DATASET EXTRACT:
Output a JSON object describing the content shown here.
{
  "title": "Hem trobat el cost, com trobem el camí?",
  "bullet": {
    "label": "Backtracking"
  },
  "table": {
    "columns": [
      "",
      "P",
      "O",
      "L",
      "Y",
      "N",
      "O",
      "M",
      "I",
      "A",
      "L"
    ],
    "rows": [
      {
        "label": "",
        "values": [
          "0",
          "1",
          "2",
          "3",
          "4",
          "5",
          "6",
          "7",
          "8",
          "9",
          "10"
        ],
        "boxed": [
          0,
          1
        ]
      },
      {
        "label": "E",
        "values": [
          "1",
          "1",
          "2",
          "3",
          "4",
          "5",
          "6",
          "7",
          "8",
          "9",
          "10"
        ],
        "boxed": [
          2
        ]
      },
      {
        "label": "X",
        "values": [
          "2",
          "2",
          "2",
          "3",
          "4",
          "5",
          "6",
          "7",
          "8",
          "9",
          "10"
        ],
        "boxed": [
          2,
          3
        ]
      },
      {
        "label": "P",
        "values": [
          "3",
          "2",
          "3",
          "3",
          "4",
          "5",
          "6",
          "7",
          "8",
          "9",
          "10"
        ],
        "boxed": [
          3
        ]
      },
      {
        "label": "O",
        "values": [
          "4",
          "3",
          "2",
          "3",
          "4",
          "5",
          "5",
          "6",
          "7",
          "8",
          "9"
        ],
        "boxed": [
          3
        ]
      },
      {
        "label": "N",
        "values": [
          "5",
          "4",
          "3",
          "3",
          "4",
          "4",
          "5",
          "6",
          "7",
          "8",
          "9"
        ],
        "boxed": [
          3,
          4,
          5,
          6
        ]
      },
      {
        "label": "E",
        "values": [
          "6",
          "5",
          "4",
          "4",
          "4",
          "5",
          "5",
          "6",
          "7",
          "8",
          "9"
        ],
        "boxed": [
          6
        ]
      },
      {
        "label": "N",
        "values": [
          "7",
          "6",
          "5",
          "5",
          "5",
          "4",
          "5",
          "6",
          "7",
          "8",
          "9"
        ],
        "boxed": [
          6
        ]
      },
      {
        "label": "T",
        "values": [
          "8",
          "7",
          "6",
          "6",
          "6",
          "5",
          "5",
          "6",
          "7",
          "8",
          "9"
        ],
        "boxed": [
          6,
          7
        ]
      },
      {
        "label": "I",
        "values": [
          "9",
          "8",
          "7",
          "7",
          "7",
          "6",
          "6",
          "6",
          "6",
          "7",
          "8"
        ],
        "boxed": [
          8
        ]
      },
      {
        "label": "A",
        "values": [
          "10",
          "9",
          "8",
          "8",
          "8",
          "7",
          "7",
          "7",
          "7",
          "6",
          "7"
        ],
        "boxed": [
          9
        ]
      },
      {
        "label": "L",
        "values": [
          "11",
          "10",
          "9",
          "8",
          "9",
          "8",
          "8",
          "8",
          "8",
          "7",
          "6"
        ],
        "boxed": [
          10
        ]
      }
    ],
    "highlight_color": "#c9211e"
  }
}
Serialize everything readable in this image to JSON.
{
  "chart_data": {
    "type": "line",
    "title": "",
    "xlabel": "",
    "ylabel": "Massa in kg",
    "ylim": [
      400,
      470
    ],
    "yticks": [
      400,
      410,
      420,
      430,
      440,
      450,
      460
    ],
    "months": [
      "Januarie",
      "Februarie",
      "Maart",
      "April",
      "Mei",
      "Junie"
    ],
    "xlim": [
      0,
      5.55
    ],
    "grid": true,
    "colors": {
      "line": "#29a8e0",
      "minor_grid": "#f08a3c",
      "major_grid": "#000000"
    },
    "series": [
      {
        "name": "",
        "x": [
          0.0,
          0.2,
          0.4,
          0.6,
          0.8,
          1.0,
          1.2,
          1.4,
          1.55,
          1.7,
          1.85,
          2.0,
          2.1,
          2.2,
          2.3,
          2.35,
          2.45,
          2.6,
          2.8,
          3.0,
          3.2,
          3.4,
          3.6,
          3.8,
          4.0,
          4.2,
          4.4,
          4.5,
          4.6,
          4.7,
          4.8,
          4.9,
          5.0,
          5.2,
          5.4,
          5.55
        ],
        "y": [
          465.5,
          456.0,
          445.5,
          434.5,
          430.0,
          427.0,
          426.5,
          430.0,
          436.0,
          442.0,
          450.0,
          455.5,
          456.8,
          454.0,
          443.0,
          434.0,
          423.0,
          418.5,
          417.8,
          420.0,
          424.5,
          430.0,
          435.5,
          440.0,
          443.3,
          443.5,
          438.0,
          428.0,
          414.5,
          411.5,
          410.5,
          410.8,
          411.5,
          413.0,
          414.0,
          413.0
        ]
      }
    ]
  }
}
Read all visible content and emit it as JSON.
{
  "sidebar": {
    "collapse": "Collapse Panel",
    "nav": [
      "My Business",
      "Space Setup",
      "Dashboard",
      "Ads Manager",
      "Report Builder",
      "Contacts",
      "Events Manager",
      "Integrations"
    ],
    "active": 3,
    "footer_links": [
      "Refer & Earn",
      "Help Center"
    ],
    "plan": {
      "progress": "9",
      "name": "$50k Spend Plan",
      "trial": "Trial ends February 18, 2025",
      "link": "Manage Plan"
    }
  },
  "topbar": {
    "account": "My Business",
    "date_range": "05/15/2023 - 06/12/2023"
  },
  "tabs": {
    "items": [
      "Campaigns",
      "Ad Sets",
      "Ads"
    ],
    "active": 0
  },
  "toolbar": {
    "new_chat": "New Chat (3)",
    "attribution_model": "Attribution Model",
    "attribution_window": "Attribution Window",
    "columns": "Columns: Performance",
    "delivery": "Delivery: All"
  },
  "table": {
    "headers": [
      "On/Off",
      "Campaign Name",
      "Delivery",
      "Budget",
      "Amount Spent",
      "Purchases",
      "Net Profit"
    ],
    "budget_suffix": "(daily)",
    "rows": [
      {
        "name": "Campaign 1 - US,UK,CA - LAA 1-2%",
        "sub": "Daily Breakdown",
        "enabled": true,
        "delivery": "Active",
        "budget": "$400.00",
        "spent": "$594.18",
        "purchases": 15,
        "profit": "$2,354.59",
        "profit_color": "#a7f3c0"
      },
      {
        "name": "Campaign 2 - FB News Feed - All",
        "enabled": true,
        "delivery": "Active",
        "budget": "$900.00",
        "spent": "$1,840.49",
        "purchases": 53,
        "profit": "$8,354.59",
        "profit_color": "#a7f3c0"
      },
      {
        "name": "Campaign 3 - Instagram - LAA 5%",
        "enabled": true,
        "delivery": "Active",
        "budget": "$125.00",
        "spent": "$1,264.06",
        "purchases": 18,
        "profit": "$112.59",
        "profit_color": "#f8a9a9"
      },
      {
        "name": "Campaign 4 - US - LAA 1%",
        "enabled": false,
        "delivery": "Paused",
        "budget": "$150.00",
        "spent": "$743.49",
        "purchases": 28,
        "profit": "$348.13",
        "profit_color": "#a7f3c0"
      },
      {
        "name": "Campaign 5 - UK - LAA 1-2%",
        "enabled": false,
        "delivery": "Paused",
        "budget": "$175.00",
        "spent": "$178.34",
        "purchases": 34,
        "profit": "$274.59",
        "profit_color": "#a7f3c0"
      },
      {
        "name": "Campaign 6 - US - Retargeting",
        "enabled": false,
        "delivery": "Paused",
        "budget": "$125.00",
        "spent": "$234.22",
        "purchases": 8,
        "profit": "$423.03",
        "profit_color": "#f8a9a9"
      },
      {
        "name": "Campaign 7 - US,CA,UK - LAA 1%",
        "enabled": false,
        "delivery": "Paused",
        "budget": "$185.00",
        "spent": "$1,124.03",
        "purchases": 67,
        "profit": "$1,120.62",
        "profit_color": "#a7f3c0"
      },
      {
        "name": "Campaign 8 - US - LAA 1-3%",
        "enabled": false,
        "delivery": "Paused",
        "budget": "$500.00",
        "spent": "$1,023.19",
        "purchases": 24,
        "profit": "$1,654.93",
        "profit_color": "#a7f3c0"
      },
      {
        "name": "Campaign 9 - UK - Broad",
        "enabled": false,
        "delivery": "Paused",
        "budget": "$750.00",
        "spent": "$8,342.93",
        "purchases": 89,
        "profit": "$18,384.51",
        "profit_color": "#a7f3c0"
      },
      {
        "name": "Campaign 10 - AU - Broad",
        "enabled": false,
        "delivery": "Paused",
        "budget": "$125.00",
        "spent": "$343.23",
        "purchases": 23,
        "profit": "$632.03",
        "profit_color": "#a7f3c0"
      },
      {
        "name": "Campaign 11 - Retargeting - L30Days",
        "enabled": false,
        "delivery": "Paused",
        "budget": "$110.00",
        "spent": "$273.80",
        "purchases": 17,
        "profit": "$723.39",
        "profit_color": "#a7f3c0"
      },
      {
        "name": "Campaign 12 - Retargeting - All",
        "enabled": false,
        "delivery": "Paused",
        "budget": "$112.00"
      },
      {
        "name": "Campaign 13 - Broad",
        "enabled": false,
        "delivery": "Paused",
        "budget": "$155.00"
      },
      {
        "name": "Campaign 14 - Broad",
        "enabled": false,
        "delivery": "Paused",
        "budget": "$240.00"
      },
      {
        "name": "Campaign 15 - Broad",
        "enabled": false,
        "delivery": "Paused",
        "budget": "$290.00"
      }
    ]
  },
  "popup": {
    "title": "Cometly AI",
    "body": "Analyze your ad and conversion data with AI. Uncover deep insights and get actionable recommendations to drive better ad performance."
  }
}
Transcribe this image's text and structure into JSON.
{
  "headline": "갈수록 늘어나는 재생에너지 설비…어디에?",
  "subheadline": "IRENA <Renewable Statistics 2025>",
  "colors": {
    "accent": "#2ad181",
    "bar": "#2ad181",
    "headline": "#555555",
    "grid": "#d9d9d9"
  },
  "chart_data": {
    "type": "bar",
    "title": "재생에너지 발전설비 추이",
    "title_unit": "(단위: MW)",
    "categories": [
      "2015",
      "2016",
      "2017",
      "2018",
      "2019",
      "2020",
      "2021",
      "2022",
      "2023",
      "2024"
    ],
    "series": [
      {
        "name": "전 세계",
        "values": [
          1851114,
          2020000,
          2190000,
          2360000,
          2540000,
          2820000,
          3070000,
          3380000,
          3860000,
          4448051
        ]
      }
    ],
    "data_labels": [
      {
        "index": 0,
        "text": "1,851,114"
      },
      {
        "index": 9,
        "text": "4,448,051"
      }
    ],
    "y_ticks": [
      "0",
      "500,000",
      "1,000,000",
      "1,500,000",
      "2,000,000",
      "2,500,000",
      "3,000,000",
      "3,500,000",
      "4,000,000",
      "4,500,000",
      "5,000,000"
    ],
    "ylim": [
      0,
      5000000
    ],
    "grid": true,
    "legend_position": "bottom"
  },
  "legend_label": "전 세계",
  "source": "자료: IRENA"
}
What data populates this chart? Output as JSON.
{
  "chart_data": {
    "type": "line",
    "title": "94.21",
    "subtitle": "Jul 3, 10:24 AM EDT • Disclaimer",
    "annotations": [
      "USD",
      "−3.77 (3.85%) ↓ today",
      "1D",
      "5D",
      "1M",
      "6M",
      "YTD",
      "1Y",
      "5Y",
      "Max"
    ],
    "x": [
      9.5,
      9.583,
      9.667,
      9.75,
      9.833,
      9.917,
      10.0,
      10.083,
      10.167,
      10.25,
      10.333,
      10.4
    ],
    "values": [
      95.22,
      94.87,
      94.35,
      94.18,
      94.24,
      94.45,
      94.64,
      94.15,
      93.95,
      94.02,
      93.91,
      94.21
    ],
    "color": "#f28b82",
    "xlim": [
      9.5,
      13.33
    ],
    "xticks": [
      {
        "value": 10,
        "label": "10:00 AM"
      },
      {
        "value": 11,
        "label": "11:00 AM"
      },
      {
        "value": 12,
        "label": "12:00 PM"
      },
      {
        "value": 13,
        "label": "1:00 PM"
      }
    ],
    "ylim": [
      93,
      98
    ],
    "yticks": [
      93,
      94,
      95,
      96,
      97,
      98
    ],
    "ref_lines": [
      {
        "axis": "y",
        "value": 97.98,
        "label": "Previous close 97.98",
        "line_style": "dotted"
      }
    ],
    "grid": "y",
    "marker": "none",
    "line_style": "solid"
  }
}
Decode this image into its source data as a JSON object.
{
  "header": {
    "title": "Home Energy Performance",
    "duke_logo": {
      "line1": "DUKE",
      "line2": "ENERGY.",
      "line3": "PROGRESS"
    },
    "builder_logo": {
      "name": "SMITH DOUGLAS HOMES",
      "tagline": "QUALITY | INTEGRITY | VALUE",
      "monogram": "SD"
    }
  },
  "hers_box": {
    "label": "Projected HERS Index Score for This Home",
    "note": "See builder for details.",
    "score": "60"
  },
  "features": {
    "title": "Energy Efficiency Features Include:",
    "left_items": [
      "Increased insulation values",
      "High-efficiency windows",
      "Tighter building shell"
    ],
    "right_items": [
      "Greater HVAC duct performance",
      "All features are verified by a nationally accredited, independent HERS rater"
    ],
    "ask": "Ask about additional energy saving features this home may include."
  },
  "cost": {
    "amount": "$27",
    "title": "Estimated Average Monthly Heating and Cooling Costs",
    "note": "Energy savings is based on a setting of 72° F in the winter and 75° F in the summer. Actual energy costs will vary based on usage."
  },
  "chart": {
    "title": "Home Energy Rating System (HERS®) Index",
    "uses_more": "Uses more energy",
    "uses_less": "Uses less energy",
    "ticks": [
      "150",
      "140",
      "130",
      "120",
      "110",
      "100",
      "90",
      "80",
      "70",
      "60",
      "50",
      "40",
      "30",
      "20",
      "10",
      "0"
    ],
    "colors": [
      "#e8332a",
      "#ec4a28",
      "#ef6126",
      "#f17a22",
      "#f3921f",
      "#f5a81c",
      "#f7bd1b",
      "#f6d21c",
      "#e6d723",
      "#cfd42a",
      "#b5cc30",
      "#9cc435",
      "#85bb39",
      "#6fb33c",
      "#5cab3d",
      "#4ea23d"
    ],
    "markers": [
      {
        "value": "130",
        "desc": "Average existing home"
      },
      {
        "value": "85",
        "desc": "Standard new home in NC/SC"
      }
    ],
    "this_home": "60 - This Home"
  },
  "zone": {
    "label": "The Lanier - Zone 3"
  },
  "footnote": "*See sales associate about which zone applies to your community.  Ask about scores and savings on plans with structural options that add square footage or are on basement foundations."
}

PROMPT: Where a line in the entries holds the word "savings", copy that line.

EXERCISE SOLUTION:
    "note": "Energy savings is based on a setting of 72° F in the winter and 75° F in the summer. Actual energy costs will vary based on usage."
  "footnote": "*See sales associate about which zone applies to your community.  Ask about scores and savings on plans with structural options that add square footage or are on basement foundations."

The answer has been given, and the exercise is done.